## Instructions to follow
Every line that contains "screenshot" counts once; give the total number of such lines, with no other words.

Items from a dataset
* * * * * * *
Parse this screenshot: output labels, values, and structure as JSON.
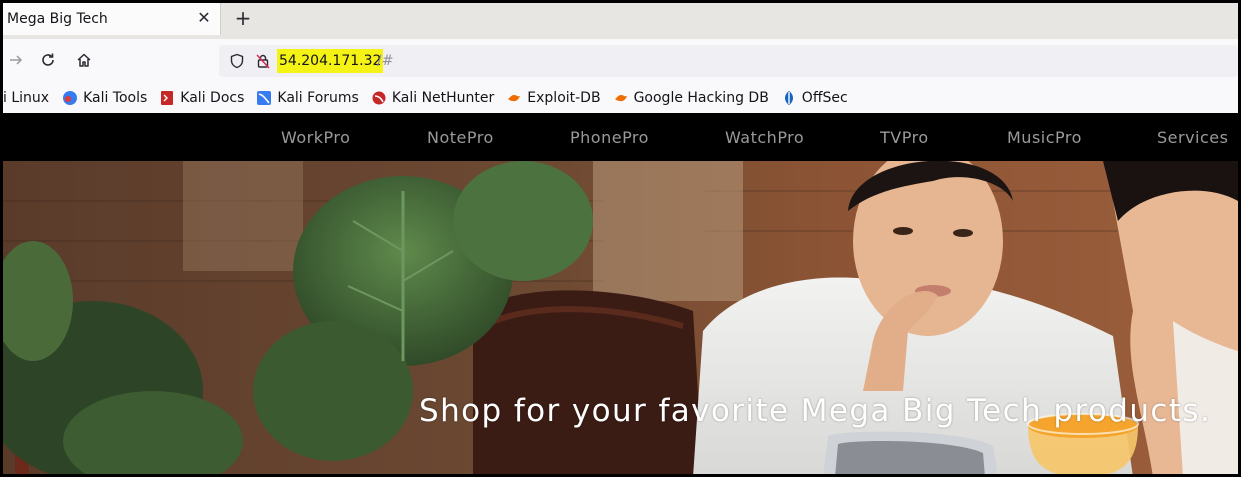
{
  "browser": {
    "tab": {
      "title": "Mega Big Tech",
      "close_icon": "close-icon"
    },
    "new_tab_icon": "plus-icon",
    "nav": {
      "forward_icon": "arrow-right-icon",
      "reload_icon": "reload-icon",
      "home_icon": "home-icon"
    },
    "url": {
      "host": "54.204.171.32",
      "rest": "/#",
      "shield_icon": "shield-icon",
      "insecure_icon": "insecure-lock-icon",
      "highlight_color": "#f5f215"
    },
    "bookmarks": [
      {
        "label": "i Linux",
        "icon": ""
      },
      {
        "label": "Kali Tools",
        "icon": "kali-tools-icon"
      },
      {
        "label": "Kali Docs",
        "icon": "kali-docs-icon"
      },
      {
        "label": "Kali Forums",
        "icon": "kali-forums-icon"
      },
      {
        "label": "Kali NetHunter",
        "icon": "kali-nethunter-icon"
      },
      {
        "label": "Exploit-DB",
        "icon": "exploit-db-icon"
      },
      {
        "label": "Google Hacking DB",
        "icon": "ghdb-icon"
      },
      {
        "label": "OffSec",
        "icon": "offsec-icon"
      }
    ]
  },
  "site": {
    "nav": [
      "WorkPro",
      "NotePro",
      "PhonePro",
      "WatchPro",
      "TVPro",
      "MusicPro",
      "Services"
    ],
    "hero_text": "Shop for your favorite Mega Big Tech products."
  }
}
* * * * * * *
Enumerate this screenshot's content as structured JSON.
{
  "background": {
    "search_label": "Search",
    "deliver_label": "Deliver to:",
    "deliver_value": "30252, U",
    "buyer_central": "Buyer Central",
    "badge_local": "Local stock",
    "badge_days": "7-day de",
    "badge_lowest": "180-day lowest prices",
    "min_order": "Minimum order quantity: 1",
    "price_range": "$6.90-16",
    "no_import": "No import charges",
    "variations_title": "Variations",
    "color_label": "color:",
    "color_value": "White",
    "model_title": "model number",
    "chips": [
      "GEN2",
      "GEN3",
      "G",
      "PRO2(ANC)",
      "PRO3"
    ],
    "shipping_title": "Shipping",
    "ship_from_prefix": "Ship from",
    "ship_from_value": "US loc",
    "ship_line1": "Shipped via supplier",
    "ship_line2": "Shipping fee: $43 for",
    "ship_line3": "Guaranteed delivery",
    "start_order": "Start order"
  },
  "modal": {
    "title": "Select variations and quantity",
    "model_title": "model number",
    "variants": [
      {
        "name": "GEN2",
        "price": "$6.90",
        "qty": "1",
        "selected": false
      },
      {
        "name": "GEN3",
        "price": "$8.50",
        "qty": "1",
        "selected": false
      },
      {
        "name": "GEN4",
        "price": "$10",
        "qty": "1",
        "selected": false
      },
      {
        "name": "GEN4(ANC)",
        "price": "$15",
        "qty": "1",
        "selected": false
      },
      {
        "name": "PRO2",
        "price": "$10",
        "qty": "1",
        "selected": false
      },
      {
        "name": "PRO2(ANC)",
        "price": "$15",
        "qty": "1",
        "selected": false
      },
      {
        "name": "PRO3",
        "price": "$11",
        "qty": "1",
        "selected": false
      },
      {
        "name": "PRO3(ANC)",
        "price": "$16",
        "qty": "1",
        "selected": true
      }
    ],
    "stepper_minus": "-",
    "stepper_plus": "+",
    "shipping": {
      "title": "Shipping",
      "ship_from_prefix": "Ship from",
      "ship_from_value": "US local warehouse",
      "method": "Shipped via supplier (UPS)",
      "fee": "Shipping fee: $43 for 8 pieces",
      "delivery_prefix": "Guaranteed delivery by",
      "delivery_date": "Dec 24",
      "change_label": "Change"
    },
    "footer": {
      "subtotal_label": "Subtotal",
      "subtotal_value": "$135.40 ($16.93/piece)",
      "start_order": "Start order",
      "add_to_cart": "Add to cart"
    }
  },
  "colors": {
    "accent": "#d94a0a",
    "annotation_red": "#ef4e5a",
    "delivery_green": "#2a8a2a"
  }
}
* * * * * * *
## The result
2